◆ **Items from a data source**
+ + +
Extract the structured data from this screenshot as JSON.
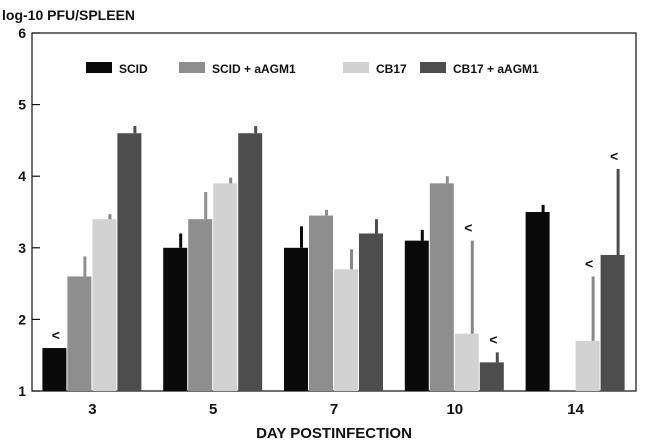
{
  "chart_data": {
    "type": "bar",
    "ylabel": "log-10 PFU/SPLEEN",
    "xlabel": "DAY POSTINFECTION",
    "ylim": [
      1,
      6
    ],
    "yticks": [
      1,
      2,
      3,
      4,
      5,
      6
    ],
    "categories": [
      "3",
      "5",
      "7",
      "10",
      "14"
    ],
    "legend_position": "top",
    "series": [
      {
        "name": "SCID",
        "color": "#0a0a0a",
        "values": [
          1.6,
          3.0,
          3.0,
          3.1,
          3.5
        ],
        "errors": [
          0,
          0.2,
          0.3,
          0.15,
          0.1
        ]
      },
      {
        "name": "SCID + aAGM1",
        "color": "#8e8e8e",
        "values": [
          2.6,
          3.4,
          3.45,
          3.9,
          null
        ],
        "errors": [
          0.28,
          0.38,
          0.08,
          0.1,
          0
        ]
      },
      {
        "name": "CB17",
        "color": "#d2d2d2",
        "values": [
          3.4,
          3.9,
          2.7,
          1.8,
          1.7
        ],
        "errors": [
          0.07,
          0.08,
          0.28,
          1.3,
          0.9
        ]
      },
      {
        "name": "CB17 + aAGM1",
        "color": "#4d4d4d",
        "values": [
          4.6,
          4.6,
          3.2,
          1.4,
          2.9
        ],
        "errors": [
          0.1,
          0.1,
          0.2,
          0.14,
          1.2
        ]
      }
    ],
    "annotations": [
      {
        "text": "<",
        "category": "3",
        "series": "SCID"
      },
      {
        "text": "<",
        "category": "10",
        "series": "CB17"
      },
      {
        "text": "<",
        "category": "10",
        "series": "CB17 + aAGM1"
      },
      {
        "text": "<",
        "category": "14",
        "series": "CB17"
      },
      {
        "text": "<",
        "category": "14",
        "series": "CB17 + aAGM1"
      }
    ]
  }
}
+ + +
◆ **What to produce**
In your copy, repeat each record exactly and include no pictures.

◆ **Exercise solution**
Extract the structured data from this screenshot as JSON.
{
  "chart_data": {
    "type": "bar",
    "ylabel": "log-10 PFU/SPLEEN",
    "xlabel": "DAY POSTINFECTION",
    "ylim": [
      1,
      6
    ],
    "yticks": [
      1,
      2,
      3,
      4,
      5,
      6
    ],
    "categories": [
      "3",
      "5",
      "7",
      "10",
      "14"
    ],
    "legend_position": "top",
    "series": [
      {
        "name": "SCID",
        "color": "#0a0a0a",
        "values": [
          1.6,
          3.0,
          3.0,
          3.1,
          3.5
        ],
        "errors": [
          0,
          0.2,
          0.3,
          0.15,
          0.1
        ]
      },
      {
        "name": "SCID + aAGM1",
        "color": "#8e8e8e",
        "values": [
          2.6,
          3.4,
          3.45,
          3.9,
          null
        ],
        "errors": [
          0.28,
          0.38,
          0.08,
          0.1,
          0
        ]
      },
      {
        "name": "CB17",
        "color": "#d2d2d2",
        "values": [
          3.4,
          3.9,
          2.7,
          1.8,
          1.7
        ],
        "errors": [
          0.07,
          0.08,
          0.28,
          1.3,
          0.9
        ]
      },
      {
        "name": "CB17 + aAGM1",
        "color": "#4d4d4d",
        "values": [
          4.6,
          4.6,
          3.2,
          1.4,
          2.9
        ],
        "errors": [
          0.1,
          0.1,
          0.2,
          0.14,
          1.2
        ]
      }
    ],
    "annotations": [
      {
        "text": "<",
        "category": "3",
        "series": "SCID"
      },
      {
        "text": "<",
        "category": "10",
        "series": "CB17"
      },
      {
        "text": "<",
        "category": "10",
        "series": "CB17 + aAGM1"
      },
      {
        "text": "<",
        "category": "14",
        "series": "CB17"
      },
      {
        "text": "<",
        "category": "14",
        "series": "CB17 + aAGM1"
      }
    ]
  }
}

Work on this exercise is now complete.